▸ **Work to be completed**
Return each line of the listing below that contains the string "label".

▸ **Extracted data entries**
┏━━
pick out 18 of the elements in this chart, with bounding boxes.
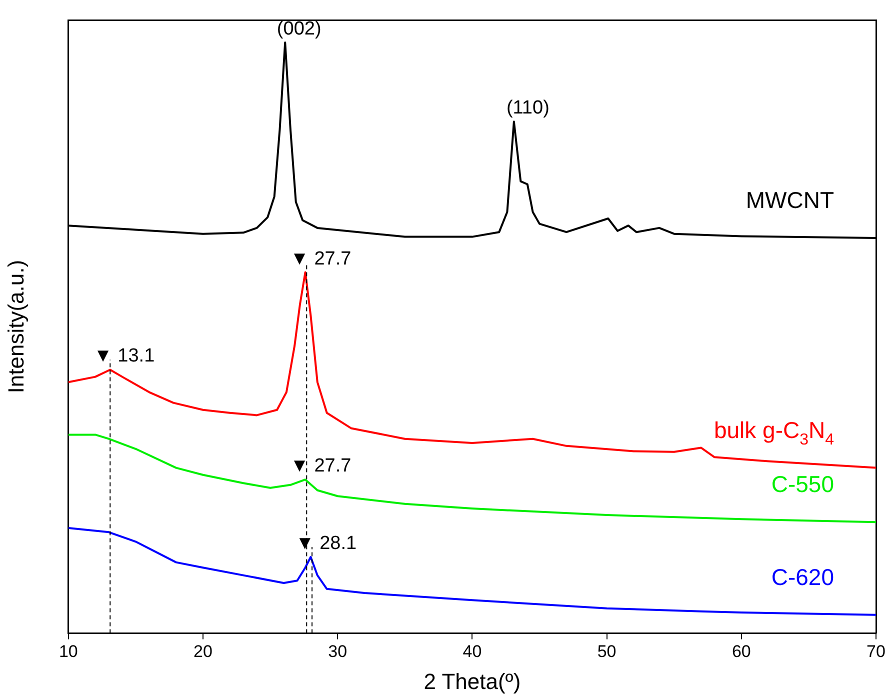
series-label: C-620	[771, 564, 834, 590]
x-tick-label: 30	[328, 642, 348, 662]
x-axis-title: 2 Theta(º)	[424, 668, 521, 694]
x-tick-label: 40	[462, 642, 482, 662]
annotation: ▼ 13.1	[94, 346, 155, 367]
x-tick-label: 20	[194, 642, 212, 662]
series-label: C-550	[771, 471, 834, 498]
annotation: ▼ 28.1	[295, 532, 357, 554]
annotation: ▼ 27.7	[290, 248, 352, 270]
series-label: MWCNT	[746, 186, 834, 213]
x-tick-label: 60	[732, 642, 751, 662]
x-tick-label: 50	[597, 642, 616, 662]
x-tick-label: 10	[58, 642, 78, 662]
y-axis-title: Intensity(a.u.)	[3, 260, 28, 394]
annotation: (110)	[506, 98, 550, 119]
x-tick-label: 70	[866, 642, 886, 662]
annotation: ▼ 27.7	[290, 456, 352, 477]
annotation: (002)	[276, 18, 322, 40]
┗━━
▸ **Result of this task**
series-label: C-620	[771, 564, 834, 590]
x-tick-label: 30	[328, 642, 348, 662]
x-tick-label: 40	[462, 642, 482, 662]
x-tick-label: 20	[194, 642, 212, 662]
series-label: C-550	[771, 471, 834, 498]
series-label: MWCNT	[746, 186, 834, 213]
x-tick-label: 60	[732, 642, 751, 662]
x-tick-label: 50	[597, 642, 616, 662]
x-tick-label: 10	[58, 642, 78, 662]
x-tick-label: 70	[866, 642, 886, 662]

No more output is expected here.